Picturing brand culture may bring to mind the idea of employee perks and fun or lavish workspaces. However, a thriving brand culture represents a much deeper notion. Successful company cultures have a knack for establishing a unique identity that is founded on company-wide values, streaming from the executive team down. Recently, Glassdoor released the “Big 9 Cultural Values” found in companies like Amazon, Google, and Disney, that excel in brand culture.  

These nine values are:

  • Agility 
    • Easily adaptable to a fast-paced market 
  • Collaboration
    •  Performing well within your department and in one on one scenarios
  • Customer
    • Customer/ Client needs to be prioritized over all else
  • Diversity
    • Embracing all individuals regardless of gender, race, ethnicity, sexual orientation, religion, or nationality
  • Execution
    • Providing the tools and outlets concerning employees performing their role without limitations, and placing the appropriate responsibility for any duties that fall short of execution
  • Innovation
    • Charting new and groundbreaking areas for growth
  • Integrity
    • Placing much emphasis on honesty and ethical practices on both an individual and departmental level
  • Performance
    • Successful implementation of duties required to be rewarded according to company measures and all issues of underperformance to be swiftly and efficiently handled
  • Respect 
    • An understanding of honor and dignity for all throughout the company 

These values are not unusual or something only recently sought after. However, compared to the past, they are now being eagerly highlighted throughout the daily work environment. By providing your employees an understanding of what values your company is rooted in, it allows them to feel heard, respected, and a part of something bigger than the job at hand.

◆ ◆ ◆ ◆ ◆

TASK DIRECTIONS:
Can you write out the passage on brand culture again, starting at "Picturing brand culture" and stopping after "in brand culture.", but with "brand culture" swapped for "workplace culture"?

GIVEN INFORMATION:
◆ ◆ ◆ ◆ ◆

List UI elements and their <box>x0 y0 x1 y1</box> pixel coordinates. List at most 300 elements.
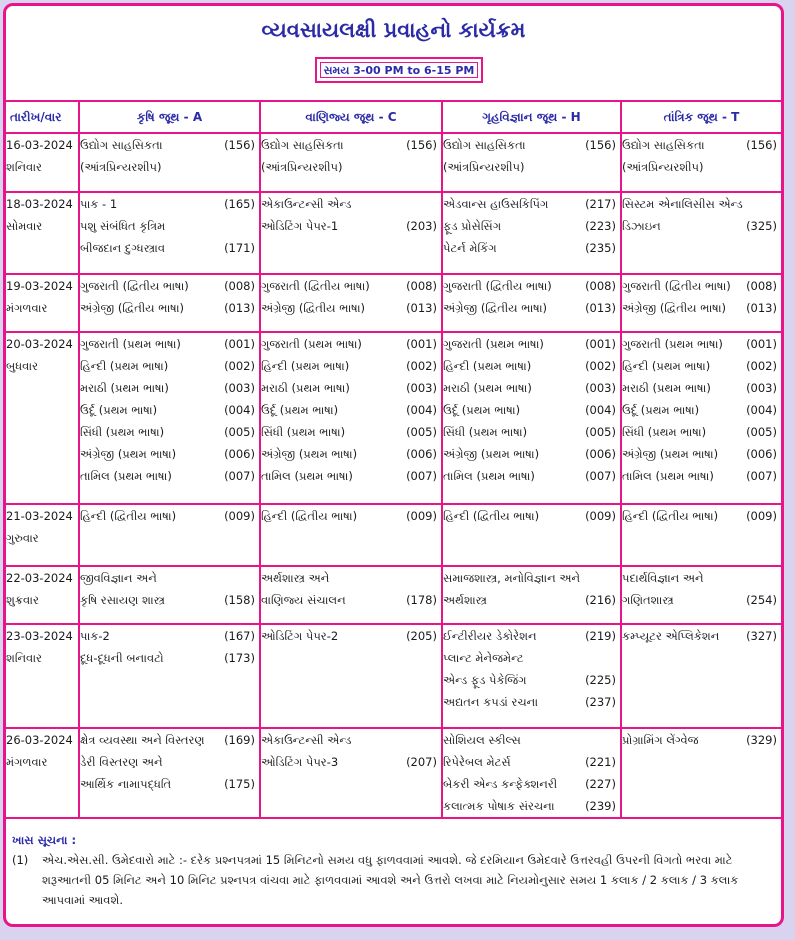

◆ ◆ ◆ ◆ ◆

WRITTEN RESPONSE:
Picturing workplace culture may bring to mind the idea of employee perks and fun or lavish workspaces. However, a thriving workplace culture represents a much deeper notion. Successful company cultures have a knack for establishing a unique identity that is founded on company-wide values, streaming from the executive team down. Recently, Glassdoor released the “Big 9 Cultural Values” found in companies like Amazon, Google, and Disney, that excel in workplace culture.